Directions
Don't copy the pictures; return every other part of the records exactly.

Material for this exercise
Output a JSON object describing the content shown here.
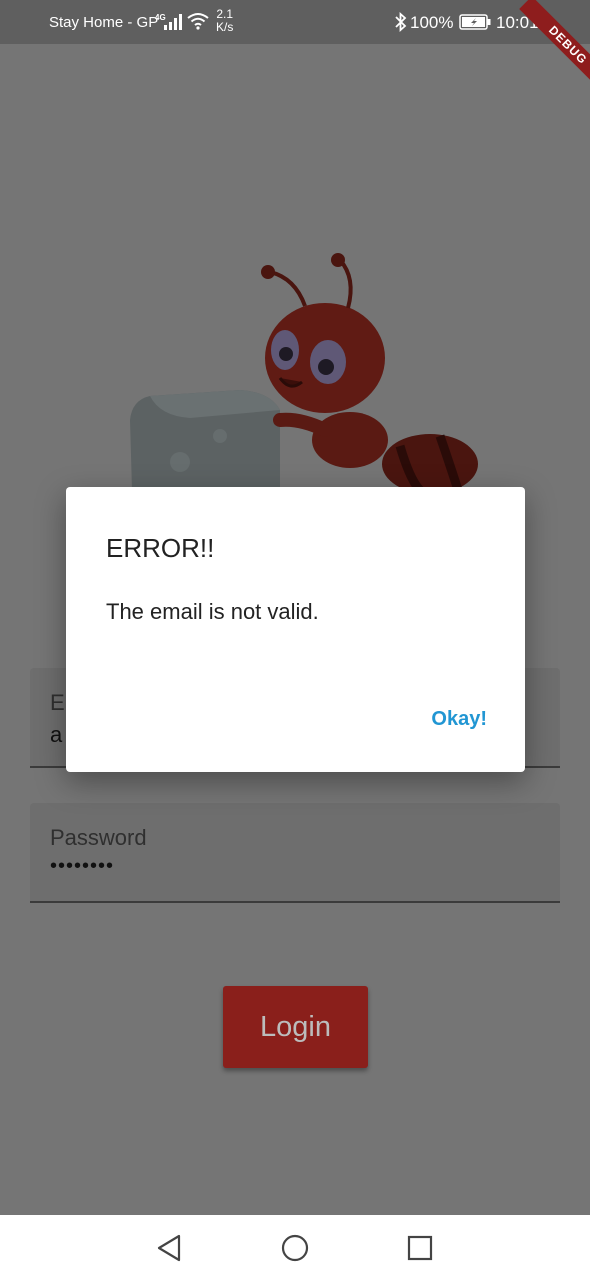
{
  "status_bar": {
    "carrier": "Stay Home - GP",
    "network_type": "4G",
    "speed": "2.1",
    "speed_unit": "K/s",
    "battery_percent": "100%",
    "time": "10:01",
    "icons": [
      "signal-icon",
      "wifi-icon",
      "bluetooth-icon",
      "battery-icon"
    ]
  },
  "debug_banner": "DEBUG",
  "login_form": {
    "email_label": "Email",
    "email_value": "a",
    "password_label": "Password",
    "password_value": "••••••••",
    "login_button": "Login"
  },
  "dialog": {
    "title": "ERROR!!",
    "message": "The email is not valid.",
    "action": "Okay!"
  },
  "nav_bar": {
    "icons": [
      "back-icon",
      "home-icon",
      "recents-icon"
    ]
  },
  "colors": {
    "scrim_background": "#757575",
    "primary_red": "#8a1f1b",
    "dialog_action": "#2196d3",
    "debug_banner": "#8e1d1d"
  }
}
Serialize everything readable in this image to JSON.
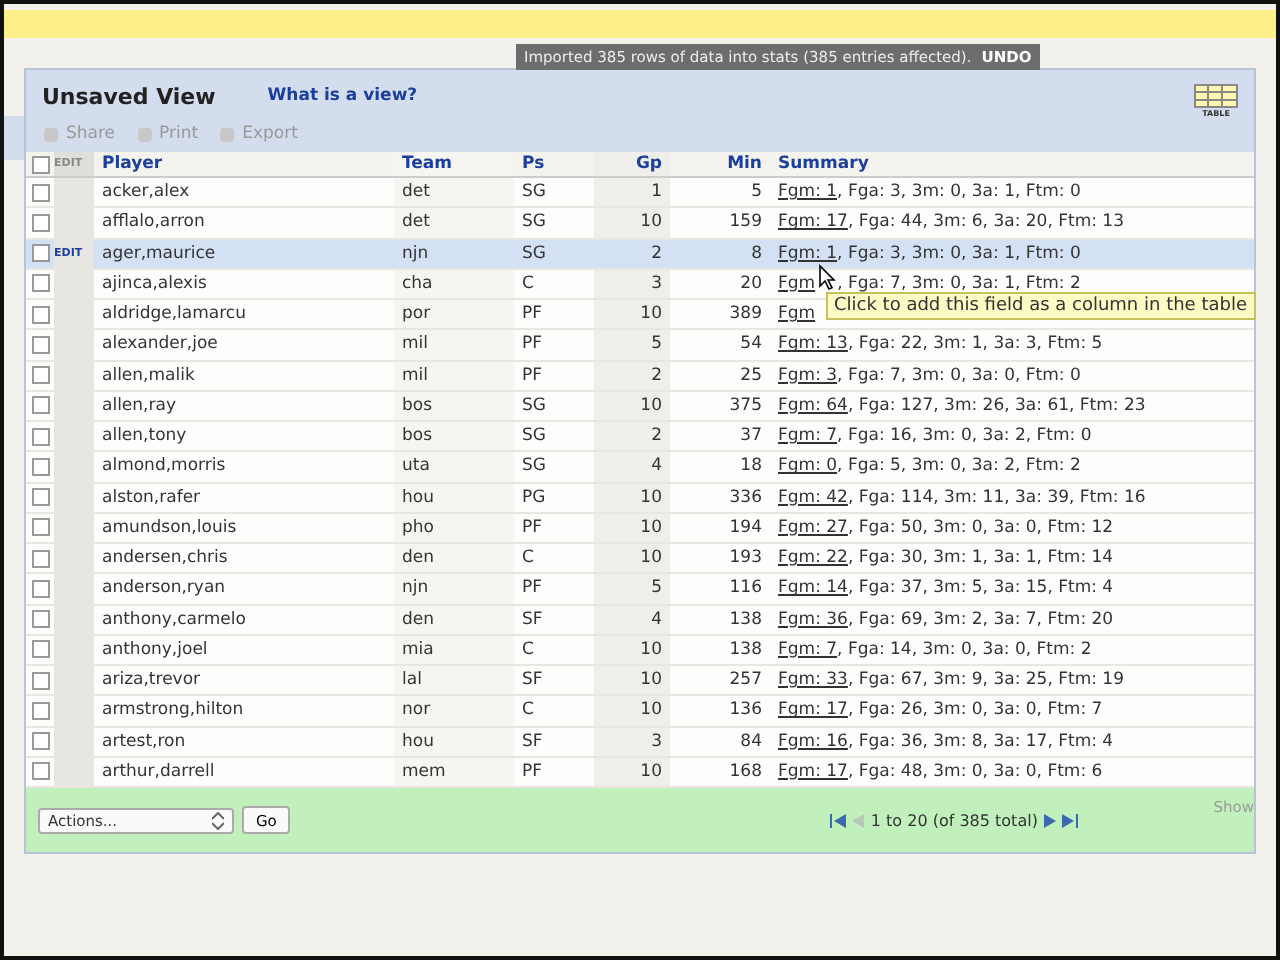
{
  "notice": {
    "message": "Imported 385 rows of data into stats (385 entries affected).",
    "action": "UNDO"
  },
  "view": {
    "title": "Unsaved View",
    "help_link": "What is a view?",
    "table_icon_label": "TABLE"
  },
  "toolbar": [
    {
      "label": "Share",
      "disabled": true
    },
    {
      "label": "Print",
      "disabled": true
    },
    {
      "label": "Export",
      "disabled": true
    }
  ],
  "table": {
    "select_all_checked": false,
    "edit_header": "EDIT",
    "columns": [
      "Player",
      "Team",
      "Ps",
      "Gp",
      "Min",
      "Summary"
    ],
    "rows": [
      {
        "player": "acker,alex",
        "team": "det",
        "ps": "SG",
        "gp": "1",
        "min": "5",
        "fgm": "Fgm: 1",
        "rest": ", Fga: 3, 3m: 0, 3a: 1, Ftm: 0",
        "checked": false,
        "highlighted": false
      },
      {
        "player": "afflalo,arron",
        "team": "det",
        "ps": "SG",
        "gp": "10",
        "min": "159",
        "fgm": "Fgm: 17",
        "rest": ", Fga: 44, 3m: 6, 3a: 20, Ftm: 13",
        "checked": false,
        "highlighted": false
      },
      {
        "player": "ager,maurice",
        "team": "njn",
        "ps": "SG",
        "gp": "2",
        "min": "8",
        "fgm": "Fgm: 1",
        "rest": ", Fga: 3, 3m: 0, 3a: 1, Ftm: 0",
        "checked": false,
        "highlighted": true,
        "edit": "EDIT"
      },
      {
        "player": "ajinca,alexis",
        "team": "cha",
        "ps": "C",
        "gp": "3",
        "min": "20",
        "fgm": "Fgm",
        "rest": ", Fga: 7, 3m: 0, 3a: 1, Ftm: 2",
        "checked": false,
        "highlighted": false
      },
      {
        "player": "aldridge,lamarcu",
        "team": "por",
        "ps": "PF",
        "gp": "10",
        "min": "389",
        "fgm": "Fgm",
        "rest": "",
        "checked": false,
        "highlighted": false
      },
      {
        "player": "alexander,joe",
        "team": "mil",
        "ps": "PF",
        "gp": "5",
        "min": "54",
        "fgm": "Fgm: 13",
        "rest": ", Fga: 22, 3m: 1, 3a: 3, Ftm: 5",
        "checked": false,
        "highlighted": false
      },
      {
        "player": "allen,malik",
        "team": "mil",
        "ps": "PF",
        "gp": "2",
        "min": "25",
        "fgm": "Fgm: 3",
        "rest": ", Fga: 7, 3m: 0, 3a: 0, Ftm: 0",
        "checked": false,
        "highlighted": false
      },
      {
        "player": "allen,ray",
        "team": "bos",
        "ps": "SG",
        "gp": "10",
        "min": "375",
        "fgm": "Fgm: 64",
        "rest": ", Fga: 127, 3m: 26, 3a: 61, Ftm: 23",
        "checked": false,
        "highlighted": false
      },
      {
        "player": "allen,tony",
        "team": "bos",
        "ps": "SG",
        "gp": "2",
        "min": "37",
        "fgm": "Fgm: 7",
        "rest": ", Fga: 16, 3m: 0, 3a: 2, Ftm: 0",
        "checked": false,
        "highlighted": false
      },
      {
        "player": "almond,morris",
        "team": "uta",
        "ps": "SG",
        "gp": "4",
        "min": "18",
        "fgm": "Fgm: 0",
        "rest": ", Fga: 5, 3m: 0, 3a: 2, Ftm: 2",
        "checked": false,
        "highlighted": false
      },
      {
        "player": "alston,rafer",
        "team": "hou",
        "ps": "PG",
        "gp": "10",
        "min": "336",
        "fgm": "Fgm: 42",
        "rest": ", Fga: 114, 3m: 11, 3a: 39, Ftm: 16",
        "checked": false,
        "highlighted": false
      },
      {
        "player": "amundson,louis",
        "team": "pho",
        "ps": "PF",
        "gp": "10",
        "min": "194",
        "fgm": "Fgm: 27",
        "rest": ", Fga: 50, 3m: 0, 3a: 0, Ftm: 12",
        "checked": false,
        "highlighted": false
      },
      {
        "player": "andersen,chris",
        "team": "den",
        "ps": "C",
        "gp": "10",
        "min": "193",
        "fgm": "Fgm: 22",
        "rest": ", Fga: 30, 3m: 1, 3a: 1, Ftm: 14",
        "checked": false,
        "highlighted": false
      },
      {
        "player": "anderson,ryan",
        "team": "njn",
        "ps": "PF",
        "gp": "5",
        "min": "116",
        "fgm": "Fgm: 14",
        "rest": ", Fga: 37, 3m: 5, 3a: 15, Ftm: 4",
        "checked": false,
        "highlighted": false
      },
      {
        "player": "anthony,carmelo",
        "team": "den",
        "ps": "SF",
        "gp": "4",
        "min": "138",
        "fgm": "Fgm: 36",
        "rest": ", Fga: 69, 3m: 2, 3a: 7, Ftm: 20",
        "checked": false,
        "highlighted": false
      },
      {
        "player": "anthony,joel",
        "team": "mia",
        "ps": "C",
        "gp": "10",
        "min": "138",
        "fgm": "Fgm: 7",
        "rest": ", Fga: 14, 3m: 0, 3a: 0, Ftm: 2",
        "checked": false,
        "highlighted": false
      },
      {
        "player": "ariza,trevor",
        "team": "lal",
        "ps": "SF",
        "gp": "10",
        "min": "257",
        "fgm": "Fgm: 33",
        "rest": ", Fga: 67, 3m: 9, 3a: 25, Ftm: 19",
        "checked": false,
        "highlighted": false
      },
      {
        "player": "armstrong,hilton",
        "team": "nor",
        "ps": "C",
        "gp": "10",
        "min": "136",
        "fgm": "Fgm: 17",
        "rest": ", Fga: 26, 3m: 0, 3a: 0, Ftm: 7",
        "checked": false,
        "highlighted": false
      },
      {
        "player": "artest,ron",
        "team": "hou",
        "ps": "SF",
        "gp": "3",
        "min": "84",
        "fgm": "Fgm: 16",
        "rest": ", Fga: 36, 3m: 8, 3a: 17, Ftm: 4",
        "checked": false,
        "highlighted": false
      },
      {
        "player": "arthur,darrell",
        "team": "mem",
        "ps": "PF",
        "gp": "10",
        "min": "168",
        "fgm": "Fgm: 17",
        "rest": ", Fga: 48, 3m: 0, 3a: 0, Ftm: 6",
        "checked": false,
        "highlighted": false
      }
    ]
  },
  "tooltip": "Click to add this field as a column in the table",
  "footer": {
    "actions_select": "Actions...",
    "go_button": "Go",
    "pagination": "1 to 20 (of 385 total)",
    "show_label": "Show"
  }
}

The reply
Output a JSON object describing the content shown here.
{
  "status_bar": {
    "carrier": "Stay Home - GP",
    "network_type": "4G",
    "speed": "2.1",
    "speed_unit": "K/s",
    "battery_percent": "100%",
    "time": "10:01",
    "icons": [
      "signal-icon",
      "wifi-icon",
      "bluetooth-icon",
      "battery-icon"
    ]
  },
  "debug_banner": "DEBUG",
  "login_form": {
    "email_label": "Email",
    "email_value": "a",
    "password_label": "Password",
    "password_value": "••••••••",
    "login_button": "Login"
  },
  "dialog": {
    "title": "ERROR!!",
    "message": "The email is not valid.",
    "action": "Okay!"
  },
  "nav_bar": {
    "icons": [
      "back-icon",
      "home-icon",
      "recents-icon"
    ]
  },
  "colors": {
    "scrim_background": "#757575",
    "primary_red": "#8a1f1b",
    "dialog_action": "#2196d3",
    "debug_banner": "#8e1d1d"
  }
}
Serialize everything readable in this image to JSON.
{
  "notice": {
    "message": "Imported 385 rows of data into stats (385 entries affected).",
    "action": "UNDO"
  },
  "view": {
    "title": "Unsaved View",
    "help_link": "What is a view?",
    "table_icon_label": "TABLE"
  },
  "toolbar": [
    {
      "label": "Share",
      "disabled": true
    },
    {
      "label": "Print",
      "disabled": true
    },
    {
      "label": "Export",
      "disabled": true
    }
  ],
  "table": {
    "select_all_checked": false,
    "edit_header": "EDIT",
    "columns": [
      "Player",
      "Team",
      "Ps",
      "Gp",
      "Min",
      "Summary"
    ],
    "rows": [
      {
        "player": "acker,alex",
        "team": "det",
        "ps": "SG",
        "gp": "1",
        "min": "5",
        "fgm": "Fgm: 1",
        "rest": ", Fga: 3, 3m: 0, 3a: 1, Ftm: 0",
        "checked": false,
        "highlighted": false
      },
      {
        "player": "afflalo,arron",
        "team": "det",
        "ps": "SG",
        "gp": "10",
        "min": "159",
        "fgm": "Fgm: 17",
        "rest": ", Fga: 44, 3m: 6, 3a: 20, Ftm: 13",
        "checked": false,
        "highlighted": false
      },
      {
        "player": "ager,maurice",
        "team": "njn",
        "ps": "SG",
        "gp": "2",
        "min": "8",
        "fgm": "Fgm: 1",
        "rest": ", Fga: 3, 3m: 0, 3a: 1, Ftm: 0",
        "checked": false,
        "highlighted": true,
        "edit": "EDIT"
      },
      {
        "player": "ajinca,alexis",
        "team": "cha",
        "ps": "C",
        "gp": "3",
        "min": "20",
        "fgm": "Fgm",
        "rest": ", Fga: 7, 3m: 0, 3a: 1, Ftm: 2",
        "checked": false,
        "highlighted": false
      },
      {
        "player": "aldridge,lamarcu",
        "team": "por",
        "ps": "PF",
        "gp": "10",
        "min": "389",
        "fgm": "Fgm",
        "rest": "",
        "checked": false,
        "highlighted": false
      },
      {
        "player": "alexander,joe",
        "team": "mil",
        "ps": "PF",
        "gp": "5",
        "min": "54",
        "fgm": "Fgm: 13",
        "rest": ", Fga: 22, 3m: 1, 3a: 3, Ftm: 5",
        "checked": false,
        "highlighted": false
      },
      {
        "player": "allen,malik",
        "team": "mil",
        "ps": "PF",
        "gp": "2",
        "min": "25",
        "fgm": "Fgm: 3",
        "rest": ", Fga: 7, 3m: 0, 3a: 0, Ftm: 0",
        "checked": false,
        "highlighted": false
      },
      {
        "player": "allen,ray",
        "team": "bos",
        "ps": "SG",
        "gp": "10",
        "min": "375",
        "fgm": "Fgm: 64",
        "rest": ", Fga: 127, 3m: 26, 3a: 61, Ftm: 23",
        "checked": false,
        "highlighted": false
      },
      {
        "player": "allen,tony",
        "team": "bos",
        "ps": "SG",
        "gp": "2",
        "min": "37",
        "fgm": "Fgm: 7",
        "rest": ", Fga: 16, 3m: 0, 3a: 2, Ftm: 0",
        "checked": false,
        "highlighted": false
      },
      {
        "player": "almond,morris",
        "team": "uta",
        "ps": "SG",
        "gp": "4",
        "min": "18",
        "fgm": "Fgm: 0",
        "rest": ", Fga: 5, 3m: 0, 3a: 2, Ftm: 2",
        "checked": false,
        "highlighted": false
      },
      {
        "player": "alston,rafer",
        "team": "hou",
        "ps": "PG",
        "gp": "10",
        "min": "336",
        "fgm": "Fgm: 42",
        "rest": ", Fga: 114, 3m: 11, 3a: 39, Ftm: 16",
        "checked": false,
        "highlighted": false
      },
      {
        "player": "amundson,louis",
        "team": "pho",
        "ps": "PF",
        "gp": "10",
        "min": "194",
        "fgm": "Fgm: 27",
        "rest": ", Fga: 50, 3m: 0, 3a: 0, Ftm: 12",
        "checked": false,
        "highlighted": false
      },
      {
        "player": "andersen,chris",
        "team": "den",
        "ps": "C",
        "gp": "10",
        "min": "193",
        "fgm": "Fgm: 22",
        "rest": ", Fga: 30, 3m: 1, 3a: 1, Ftm: 14",
        "checked": false,
        "highlighted": false
      },
      {
        "player": "anderson,ryan",
        "team": "njn",
        "ps": "PF",
        "gp": "5",
        "min": "116",
        "fgm": "Fgm: 14",
        "rest": ", Fga: 37, 3m: 5, 3a: 15, Ftm: 4",
        "checked": false,
        "highlighted": false
      },
      {
        "player": "anthony,carmelo",
        "team": "den",
        "ps": "SF",
        "gp": "4",
        "min": "138",
        "fgm": "Fgm: 36",
        "rest": ", Fga: 69, 3m: 2, 3a: 7, Ftm: 20",
        "checked": false,
        "highlighted": false
      },
      {
        "player": "anthony,joel",
        "team": "mia",
        "ps": "C",
        "gp": "10",
        "min": "138",
        "fgm": "Fgm: 7",
        "rest": ", Fga: 14, 3m: 0, 3a: 0, Ftm: 2",
        "checked": false,
        "highlighted": false
      },
      {
        "player": "ariza,trevor",
        "team": "lal",
        "ps": "SF",
        "gp": "10",
        "min": "257",
        "fgm": "Fgm: 33",
        "rest": ", Fga: 67, 3m: 9, 3a: 25, Ftm: 19",
        "checked": false,
        "highlighted": false
      },
      {
        "player": "armstrong,hilton",
        "team": "nor",
        "ps": "C",
        "gp": "10",
        "min": "136",
        "fgm": "Fgm: 17",
        "rest": ", Fga: 26, 3m: 0, 3a: 0, Ftm: 7",
        "checked": false,
        "highlighted": false
      },
      {
        "player": "artest,ron",
        "team": "hou",
        "ps": "SF",
        "gp": "3",
        "min": "84",
        "fgm": "Fgm: 16",
        "rest": ", Fga: 36, 3m: 8, 3a: 17, Ftm: 4",
        "checked": false,
        "highlighted": false
      },
      {
        "player": "arthur,darrell",
        "team": "mem",
        "ps": "PF",
        "gp": "10",
        "min": "168",
        "fgm": "Fgm: 17",
        "rest": ", Fga: 48, 3m: 0, 3a: 0, Ftm: 6",
        "checked": false,
        "highlighted": false
      }
    ]
  },
  "tooltip": "Click to add this field as a column in the table",
  "footer": {
    "actions_select": "Actions...",
    "go_button": "Go",
    "pagination": "1 to 20 (of 385 total)",
    "show_label": "Show"
  }
}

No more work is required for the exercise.